* _Exercise_: Each line below that contains "http" counts once; report the total and nothing more.

(Dataset items)
>> Begin

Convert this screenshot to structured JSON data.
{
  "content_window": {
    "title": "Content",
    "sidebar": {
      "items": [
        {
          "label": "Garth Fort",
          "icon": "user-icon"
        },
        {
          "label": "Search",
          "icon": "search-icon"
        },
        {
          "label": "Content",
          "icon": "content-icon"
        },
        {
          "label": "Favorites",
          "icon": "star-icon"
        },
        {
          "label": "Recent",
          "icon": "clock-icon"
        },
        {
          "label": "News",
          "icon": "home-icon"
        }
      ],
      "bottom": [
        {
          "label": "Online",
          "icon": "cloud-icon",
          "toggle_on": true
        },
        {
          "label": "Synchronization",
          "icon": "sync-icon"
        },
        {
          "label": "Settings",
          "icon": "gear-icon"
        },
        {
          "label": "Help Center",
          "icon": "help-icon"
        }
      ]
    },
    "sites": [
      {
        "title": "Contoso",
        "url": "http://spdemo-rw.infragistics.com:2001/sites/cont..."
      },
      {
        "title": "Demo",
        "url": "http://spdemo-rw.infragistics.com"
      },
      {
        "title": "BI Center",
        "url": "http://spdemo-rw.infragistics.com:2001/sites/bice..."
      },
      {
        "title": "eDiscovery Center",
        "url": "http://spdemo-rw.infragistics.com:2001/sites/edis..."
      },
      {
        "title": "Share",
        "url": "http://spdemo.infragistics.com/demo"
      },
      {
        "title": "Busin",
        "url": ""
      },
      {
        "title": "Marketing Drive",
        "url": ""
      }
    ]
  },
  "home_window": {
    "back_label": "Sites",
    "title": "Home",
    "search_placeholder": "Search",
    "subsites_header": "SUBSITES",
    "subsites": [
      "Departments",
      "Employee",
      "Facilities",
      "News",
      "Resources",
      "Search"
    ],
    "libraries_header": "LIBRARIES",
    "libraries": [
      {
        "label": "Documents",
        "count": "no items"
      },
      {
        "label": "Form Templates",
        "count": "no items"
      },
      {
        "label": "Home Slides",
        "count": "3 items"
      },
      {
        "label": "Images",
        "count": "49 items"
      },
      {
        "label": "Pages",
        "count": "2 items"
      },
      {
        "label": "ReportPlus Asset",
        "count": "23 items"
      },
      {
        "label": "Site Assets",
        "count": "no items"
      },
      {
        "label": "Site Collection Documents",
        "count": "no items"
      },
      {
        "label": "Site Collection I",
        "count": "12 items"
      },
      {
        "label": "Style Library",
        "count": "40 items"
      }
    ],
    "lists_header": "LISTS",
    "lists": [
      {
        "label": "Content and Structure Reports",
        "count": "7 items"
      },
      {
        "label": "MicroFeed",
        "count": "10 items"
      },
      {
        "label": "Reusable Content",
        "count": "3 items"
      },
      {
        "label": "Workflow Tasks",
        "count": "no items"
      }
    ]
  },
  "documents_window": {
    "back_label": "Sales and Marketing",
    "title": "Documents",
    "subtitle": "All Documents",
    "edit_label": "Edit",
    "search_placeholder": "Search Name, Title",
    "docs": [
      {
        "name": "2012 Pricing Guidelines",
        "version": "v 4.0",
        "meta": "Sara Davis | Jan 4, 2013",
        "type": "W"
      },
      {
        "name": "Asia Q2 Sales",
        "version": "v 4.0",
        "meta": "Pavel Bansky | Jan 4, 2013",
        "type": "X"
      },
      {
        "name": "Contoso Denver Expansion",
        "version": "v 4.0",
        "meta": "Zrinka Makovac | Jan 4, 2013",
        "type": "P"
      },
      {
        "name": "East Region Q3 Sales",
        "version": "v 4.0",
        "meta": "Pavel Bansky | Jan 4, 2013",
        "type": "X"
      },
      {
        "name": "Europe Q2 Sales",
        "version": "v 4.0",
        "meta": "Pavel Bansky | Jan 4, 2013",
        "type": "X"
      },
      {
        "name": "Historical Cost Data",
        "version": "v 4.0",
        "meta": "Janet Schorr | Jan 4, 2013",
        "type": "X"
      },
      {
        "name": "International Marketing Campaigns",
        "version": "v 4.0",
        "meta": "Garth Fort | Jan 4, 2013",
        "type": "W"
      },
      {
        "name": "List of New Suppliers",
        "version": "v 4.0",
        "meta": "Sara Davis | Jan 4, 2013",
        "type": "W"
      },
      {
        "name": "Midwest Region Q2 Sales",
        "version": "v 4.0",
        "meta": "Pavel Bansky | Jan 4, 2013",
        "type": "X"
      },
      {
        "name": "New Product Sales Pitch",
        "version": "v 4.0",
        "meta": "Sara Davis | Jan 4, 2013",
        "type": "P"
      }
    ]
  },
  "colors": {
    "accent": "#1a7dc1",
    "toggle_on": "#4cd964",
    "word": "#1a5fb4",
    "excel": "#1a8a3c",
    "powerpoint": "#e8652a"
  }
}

>> End

* _Exercise result_: 5